Direction: In the text about Kehlani's video, who wrote the message shown at the end of the video?

Document text:
The video definitely matches the song, with risqué lyrics like: "Call me over 'cause I go hard / Sweet lil' bih, f*ck like a porn star." But as nasty as the song and video is, at the core it's a celebration of an oft-disparaged group of people: sex workers.

The singer even made sure to note on her instagram the importance of supporting sex workers with this heartfelt message: "support sex workers!!!! ESPECIALLY BLACK TRANS SEX WORKERS. the most vulnerable. sex workers deserve proper pay, protection, and to exist in their careers without consistent shame & violence."

The video ends with an even more powerful message from writer and activist Da'Shaun Harrison: "SEX WORK is a political term that covers and embraces: street-level prostitution, erotic dancing, camera work, adult film, agency escorting, sensual messages, dominatrix work, and all other occupations through which one sells their sexual(-ized) services to clients. It is a legitimate form of labor that must be decriminalized so as to function as a safe form of work for all sex workers. It is often the lives and livelihoods of those who do street-level work that is impacted by criminalizing policies and cultural stigmatization. Overwhelmingly, those folks are Black trans women, Black cisgender women, and other Black queer and trans people — including youth. Black people—as well as Indigenous people and other people of color — deserve to be able to perform sex work without any limitations or stigmas attached, and this means that everyone must commit to learning from sex workers about sex work and sex workers' needs."

Women artists have been profiting off of selling sex appeal and what some might call sex worker aesthetics for decades. Recent chart hits from Doja Cat's "Cybersex" to Cardi B and Megan Thee Stallion's "WAP" revel in female sexual autonomy and freedom. (While women artists have always sung and rapped about sex, male rappers have always employed video vixens to star in their sexually charged visuals that heavily borrow from the sex worker aesthetic as well.)

But Kehlani aside, it's rare to see women artists publicly stand with real life sex workers. In fact, they often speak out against them. Instead of receiving support for their profession, sex workers — especially those that are Black, disabled and trans — are often met with ridicule in the punchlines of rap songs by women who themselves have garnered a following based on music that sells a certain type of sex.

Stored data:
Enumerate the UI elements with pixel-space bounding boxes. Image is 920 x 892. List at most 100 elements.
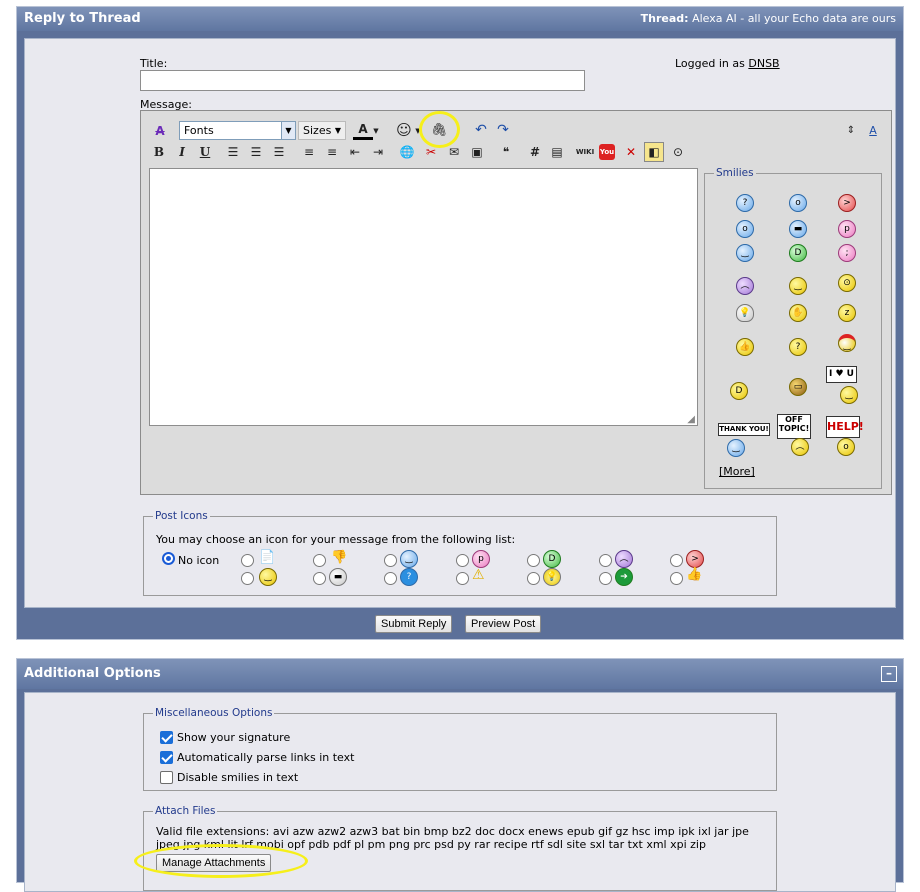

Complete output: Writer and activist Da'Shaun Harrison.